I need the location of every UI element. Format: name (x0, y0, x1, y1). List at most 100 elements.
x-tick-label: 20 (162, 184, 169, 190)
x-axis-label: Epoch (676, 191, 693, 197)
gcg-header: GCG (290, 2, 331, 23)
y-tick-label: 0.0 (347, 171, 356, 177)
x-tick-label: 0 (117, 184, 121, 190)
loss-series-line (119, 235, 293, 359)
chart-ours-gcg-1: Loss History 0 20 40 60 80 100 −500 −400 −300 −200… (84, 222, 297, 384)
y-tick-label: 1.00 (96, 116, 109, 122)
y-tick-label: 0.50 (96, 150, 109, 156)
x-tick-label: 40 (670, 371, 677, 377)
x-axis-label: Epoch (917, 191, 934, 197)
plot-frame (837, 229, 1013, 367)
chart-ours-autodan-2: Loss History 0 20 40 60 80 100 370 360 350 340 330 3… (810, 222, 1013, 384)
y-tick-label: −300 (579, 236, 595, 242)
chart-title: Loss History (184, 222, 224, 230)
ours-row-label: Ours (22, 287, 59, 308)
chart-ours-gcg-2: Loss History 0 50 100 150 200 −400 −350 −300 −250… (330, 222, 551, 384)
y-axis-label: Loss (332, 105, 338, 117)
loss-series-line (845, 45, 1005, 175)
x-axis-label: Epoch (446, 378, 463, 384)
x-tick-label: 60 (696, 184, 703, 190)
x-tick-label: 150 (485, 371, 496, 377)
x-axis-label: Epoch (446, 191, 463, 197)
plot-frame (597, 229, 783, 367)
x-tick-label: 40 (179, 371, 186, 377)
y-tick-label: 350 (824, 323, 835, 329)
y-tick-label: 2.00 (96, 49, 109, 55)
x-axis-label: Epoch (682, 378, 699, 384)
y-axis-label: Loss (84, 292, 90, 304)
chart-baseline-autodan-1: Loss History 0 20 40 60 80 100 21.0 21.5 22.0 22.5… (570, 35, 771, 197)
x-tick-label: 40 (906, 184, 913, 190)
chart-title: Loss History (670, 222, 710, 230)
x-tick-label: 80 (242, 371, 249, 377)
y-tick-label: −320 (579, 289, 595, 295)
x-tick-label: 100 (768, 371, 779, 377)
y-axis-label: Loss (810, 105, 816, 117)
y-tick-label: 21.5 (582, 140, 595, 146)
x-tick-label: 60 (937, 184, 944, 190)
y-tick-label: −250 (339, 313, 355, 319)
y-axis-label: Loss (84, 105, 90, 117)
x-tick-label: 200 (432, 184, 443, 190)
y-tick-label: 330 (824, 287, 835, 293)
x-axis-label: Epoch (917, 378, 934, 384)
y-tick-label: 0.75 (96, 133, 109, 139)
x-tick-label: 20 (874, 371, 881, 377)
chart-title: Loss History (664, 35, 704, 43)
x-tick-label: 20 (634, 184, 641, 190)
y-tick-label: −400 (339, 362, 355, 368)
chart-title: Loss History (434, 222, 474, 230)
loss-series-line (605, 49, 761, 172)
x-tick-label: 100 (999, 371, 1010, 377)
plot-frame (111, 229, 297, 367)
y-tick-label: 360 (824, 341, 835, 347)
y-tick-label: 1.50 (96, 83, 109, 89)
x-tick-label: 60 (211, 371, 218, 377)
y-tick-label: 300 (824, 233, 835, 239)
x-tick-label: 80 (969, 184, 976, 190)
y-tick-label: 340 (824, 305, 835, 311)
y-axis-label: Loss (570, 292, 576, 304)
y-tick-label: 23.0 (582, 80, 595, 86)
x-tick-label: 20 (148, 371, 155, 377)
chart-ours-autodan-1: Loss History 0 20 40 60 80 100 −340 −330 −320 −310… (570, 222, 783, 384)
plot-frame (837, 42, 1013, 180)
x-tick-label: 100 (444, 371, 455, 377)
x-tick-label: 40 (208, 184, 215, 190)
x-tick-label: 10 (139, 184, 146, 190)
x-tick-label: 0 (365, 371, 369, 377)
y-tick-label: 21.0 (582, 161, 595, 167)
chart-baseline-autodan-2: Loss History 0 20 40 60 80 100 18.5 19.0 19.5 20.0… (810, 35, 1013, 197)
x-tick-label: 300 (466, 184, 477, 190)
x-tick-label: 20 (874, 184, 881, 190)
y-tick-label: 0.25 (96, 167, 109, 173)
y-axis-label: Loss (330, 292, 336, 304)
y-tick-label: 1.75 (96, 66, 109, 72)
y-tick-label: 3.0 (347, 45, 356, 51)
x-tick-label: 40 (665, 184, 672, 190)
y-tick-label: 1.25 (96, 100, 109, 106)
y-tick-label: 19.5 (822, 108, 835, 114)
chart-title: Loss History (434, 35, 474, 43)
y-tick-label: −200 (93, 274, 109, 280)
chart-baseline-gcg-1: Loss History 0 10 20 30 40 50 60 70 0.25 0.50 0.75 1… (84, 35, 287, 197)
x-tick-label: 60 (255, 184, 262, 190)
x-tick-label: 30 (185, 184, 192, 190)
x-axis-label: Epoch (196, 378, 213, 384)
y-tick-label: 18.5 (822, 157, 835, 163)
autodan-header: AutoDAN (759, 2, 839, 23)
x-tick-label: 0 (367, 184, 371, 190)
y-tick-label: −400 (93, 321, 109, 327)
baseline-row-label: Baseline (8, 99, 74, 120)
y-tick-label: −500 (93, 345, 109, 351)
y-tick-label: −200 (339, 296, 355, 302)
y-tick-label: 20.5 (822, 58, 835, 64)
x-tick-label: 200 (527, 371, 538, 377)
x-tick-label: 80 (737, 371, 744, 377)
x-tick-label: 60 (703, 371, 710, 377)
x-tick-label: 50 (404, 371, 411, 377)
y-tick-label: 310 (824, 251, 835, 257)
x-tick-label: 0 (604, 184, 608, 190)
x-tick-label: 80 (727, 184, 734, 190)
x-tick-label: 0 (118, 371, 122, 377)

• [Work to do] Put the lines of all the rows above into a Markdown table with two columns, "No." for each line's number and "Text" for the line itself. Leave out blank lines.

• [Expected answer]
| No. | Text |
|---|---|
| 1 | I need the location of every UI element. Format: name (x0, y0, x1, y1). List at most 100 elements. |
| 2 | x-tick-label: 20 (162, 184, 169, 190) |
| 3 | x-axis-label: Epoch (676, 191, 693, 197) |
| 4 | gcg-header: GCG (290, 2, 331, 23) |
| 5 | y-tick-label: 0.0 (347, 171, 356, 177) |
| 6 | x-tick-label: 0 (117, 184, 121, 190) |
| 7 | loss-series-line (119, 235, 293, 359) |
| 8 | chart-ours-gcg-1: Loss History 0 20 40 60 80 100 −500 −400 −300 −200… (84, 222, 297, 384) |
| 9 | y-tick-label: 1.00 (96, 116, 109, 122) |
| 10 | y-tick-label: 0.50 (96, 150, 109, 156) |
| 11 | x-tick-label: 40 (670, 371, 677, 377) |
| 12 | x-axis-label: Epoch (917, 191, 934, 197) |
| 13 | plot-frame (837, 229, 1013, 367) |
| 14 | chart-ours-autodan-2: Loss History 0 20 40 60 80 100 370 360 350 340 330 3… (810, 222, 1013, 384) |
| 15 | y-tick-label: −300 (579, 236, 595, 242) |
| 16 | chart-title: Loss History (184, 222, 224, 230) |
| 17 | ours-row-label: Ours (22, 287, 59, 308) |
| 18 | chart-ours-gcg-2: Loss History 0 50 100 150 200 −400 −350 −300 −250… (330, 222, 551, 384) |
| 19 | y-axis-label: Loss (332, 105, 338, 117) |
| 20 | loss-series-line (845, 45, 1005, 175) |
| 21 | x-axis-label: Epoch (446, 378, 463, 384) |
| 22 | x-tick-label: 60 (696, 184, 703, 190) |
| 23 | x-tick-label: 150 (485, 371, 496, 377) |
| 24 | x-axis-label: Epoch (446, 191, 463, 197) |
| 25 | plot-frame (597, 229, 783, 367) |
| 26 | x-tick-label: 40 (179, 371, 186, 377) |
| 27 | y-tick-label: 350 (824, 323, 835, 329) |
| 28 | y-tick-label: 2.00 (96, 49, 109, 55) |
| 29 | x-axis-label: Epoch (682, 378, 699, 384) |
| 30 | y-axis-label: Loss (84, 292, 90, 304) |
| 31 | chart-baseline-autodan-1: Loss History 0 20 40 60 80 100 21.0 21.5 22.0 22.5… (570, 35, 771, 197) |
| 32 | x-tick-label: 40 (906, 184, 913, 190) |
| 33 | chart-title: Loss History (670, 222, 710, 230) |
| 34 | x-tick-label: 80 (242, 371, 249, 377) |
| 35 | y-tick-label: −320 (579, 289, 595, 295) |
| 36 | x-tick-label: 100 (768, 371, 779, 377) |
| 37 | y-axis-label: Loss (810, 105, 816, 117) |
| 38 | y-tick-label: 21.5 (582, 140, 595, 146) |
| 39 | x-tick-label: 60 (937, 184, 944, 190) |
| 40 | y-tick-label: −250 (339, 313, 355, 319) |
| 41 | y-axis-label: Loss (84, 105, 90, 117) |
| 42 | x-tick-label: 200 (432, 184, 443, 190) |
| 43 | y-tick-label: 330 (824, 287, 835, 293) |
| 44 | x-axis-label: Epoch (917, 378, 934, 384) |
| 45 | y-tick-label: 0.75 (96, 133, 109, 139) |
| 46 | x-tick-label: 20 (874, 371, 881, 377) |
| 47 | chart-title: Loss History (664, 35, 704, 43) |
| 48 | x-tick-label: 20 (634, 184, 641, 190) |
| 49 | y-tick-label: −400 (339, 362, 355, 368) |
| 50 | chart-title: Loss History (434, 222, 474, 230) |
| 51 | loss-series-line (605, 49, 761, 172) |
| 52 | x-tick-label: 100 (999, 371, 1010, 377) |
| 53 | plot-frame (111, 229, 297, 367) |
| 54 | y-tick-label: 360 (824, 341, 835, 347) |
| 55 | y-tick-label: 1.50 (96, 83, 109, 89) |
| 56 | x-tick-label: 60 (211, 371, 218, 377) |
| 57 | y-tick-label: 300 (824, 233, 835, 239) |
| 58 | x-tick-label: 80 (969, 184, 976, 190) |
| 59 | y-tick-label: 340 (824, 305, 835, 311) |
| 60 | y-axis-label: Loss (570, 292, 576, 304) |
| 61 | y-tick-label: 23.0 (582, 80, 595, 86) |
| 62 | x-tick-label: 20 (148, 371, 155, 377) |
| 63 | chart-ours-autodan-1: Loss History 0 20 40 60 80 100 −340 −330 −320 −310… (570, 222, 783, 384) |
| 64 | plot-frame (837, 42, 1013, 180) |
| 65 | x-tick-label: 100 (444, 371, 455, 377) |
| 66 | x-tick-label: 40 (208, 184, 215, 190) |
| 67 | x-tick-label: 10 (139, 184, 146, 190) |
| 68 | x-tick-label: 0 (365, 371, 369, 377) |
| 69 | y-tick-label: 21.0 (582, 161, 595, 167) |
| 70 | chart-baseline-autodan-2: Loss History 0 20 40 60 80 100 18.5 19.0 19.5 20.0… (810, 35, 1013, 197) |
| 71 | x-tick-label: 300 (466, 184, 477, 190) |
| 72 | x-tick-label: 20 (874, 184, 881, 190) |
| 73 | y-tick-label: 0.25 (96, 167, 109, 173) |
| 74 | y-axis-label: Loss (330, 292, 336, 304) |
| 75 | y-tick-label: 1.75 (96, 66, 109, 72) |
| 76 | y-tick-label: 3.0 (347, 45, 356, 51) |
| 77 | x-tick-label: 40 (665, 184, 672, 190) |
| 78 | y-tick-label: 1.25 (96, 100, 109, 106) |
| 79 | y-tick-label: 19.5 (822, 108, 835, 114) |
| 80 | chart-title: Loss History (434, 35, 474, 43) |
| 81 | y-tick-label: −200 (93, 274, 109, 280) |
| 82 | chart-baseline-gcg-1: Loss History 0 10 20 30 40 50 60 70 0.25 0.50 0.75 1… (84, 35, 287, 197) |
| 83 | x-tick-label: 60 (255, 184, 262, 190) |
| 84 | x-tick-label: 30 (185, 184, 192, 190) |
| 85 | x-axis-label: Epoch (196, 378, 213, 384) |
| 86 | y-tick-label: 18.5 (822, 157, 835, 163) |
| 87 | autodan-header: AutoDAN (759, 2, 839, 23) |
| 88 | x-tick-label: 0 (367, 184, 371, 190) |
| 89 | y-tick-label: −400 (93, 321, 109, 327) |
| 90 | baseline-row-label: Baseline (8, 99, 74, 120) |
| 91 | y-tick-label: −500 (93, 345, 109, 351) |
| 92 | y-tick-label: −200 (339, 296, 355, 302) |
| 93 | y-tick-label: 20.5 (822, 58, 835, 64) |
| 94 | x-tick-label: 200 (527, 371, 538, 377) |
| 95 | x-tick-label: 80 (737, 371, 744, 377) |
| 96 | x-tick-label: 60 (703, 371, 710, 377) |
| 97 | x-tick-label: 50 (404, 371, 411, 377) |
| 98 | y-tick-label: 310 (824, 251, 835, 257) |
| 99 | x-tick-label: 0 (604, 184, 608, 190) |
| 100 | x-tick-label: 80 (727, 184, 734, 190) |
| 101 | x-tick-label: 0 (118, 371, 122, 377) |